Begin

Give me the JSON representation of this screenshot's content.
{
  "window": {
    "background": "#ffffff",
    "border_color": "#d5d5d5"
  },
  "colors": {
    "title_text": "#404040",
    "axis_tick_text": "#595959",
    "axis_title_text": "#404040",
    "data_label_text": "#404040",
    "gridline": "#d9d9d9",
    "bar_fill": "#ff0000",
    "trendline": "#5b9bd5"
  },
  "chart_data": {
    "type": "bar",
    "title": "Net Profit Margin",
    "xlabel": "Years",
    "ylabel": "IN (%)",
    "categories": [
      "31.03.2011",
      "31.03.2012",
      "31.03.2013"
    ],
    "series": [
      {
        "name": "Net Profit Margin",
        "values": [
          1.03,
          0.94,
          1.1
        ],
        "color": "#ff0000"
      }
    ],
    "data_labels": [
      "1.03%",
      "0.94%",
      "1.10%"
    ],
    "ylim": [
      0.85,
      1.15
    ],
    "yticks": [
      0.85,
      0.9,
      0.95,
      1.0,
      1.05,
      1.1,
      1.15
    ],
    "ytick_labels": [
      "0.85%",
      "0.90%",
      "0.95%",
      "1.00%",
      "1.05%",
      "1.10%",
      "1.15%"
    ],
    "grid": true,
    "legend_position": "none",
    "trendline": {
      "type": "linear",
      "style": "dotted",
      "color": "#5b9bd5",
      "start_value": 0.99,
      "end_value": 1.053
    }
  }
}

End

What needs to be done. Copy out the data shown above without altering anything.

Reply.
Give me the JSON representation of this screenshot's content.
{
  "window": {
    "background": "#ffffff",
    "border_color": "#d5d5d5"
  },
  "colors": {
    "title_text": "#404040",
    "axis_tick_text": "#595959",
    "axis_title_text": "#404040",
    "data_label_text": "#404040",
    "gridline": "#d9d9d9",
    "bar_fill": "#ff0000",
    "trendline": "#5b9bd5"
  },
  "chart_data": {
    "type": "bar",
    "title": "Net Profit Margin",
    "xlabel": "Years",
    "ylabel": "IN (%)",
    "categories": [
      "31.03.2011",
      "31.03.2012",
      "31.03.2013"
    ],
    "series": [
      {
        "name": "Net Profit Margin",
        "values": [
          1.03,
          0.94,
          1.1
        ],
        "color": "#ff0000"
      }
    ],
    "data_labels": [
      "1.03%",
      "0.94%",
      "1.10%"
    ],
    "ylim": [
      0.85,
      1.15
    ],
    "yticks": [
      0.85,
      0.9,
      0.95,
      1.0,
      1.05,
      1.1,
      1.15
    ],
    "ytick_labels": [
      "0.85%",
      "0.90%",
      "0.95%",
      "1.00%",
      "1.05%",
      "1.10%",
      "1.15%"
    ],
    "grid": true,
    "legend_position": "none",
    "trendline": {
      "type": "linear",
      "style": "dotted",
      "color": "#5b9bd5",
      "start_value": 0.99,
      "end_value": 1.053
    }
  }
}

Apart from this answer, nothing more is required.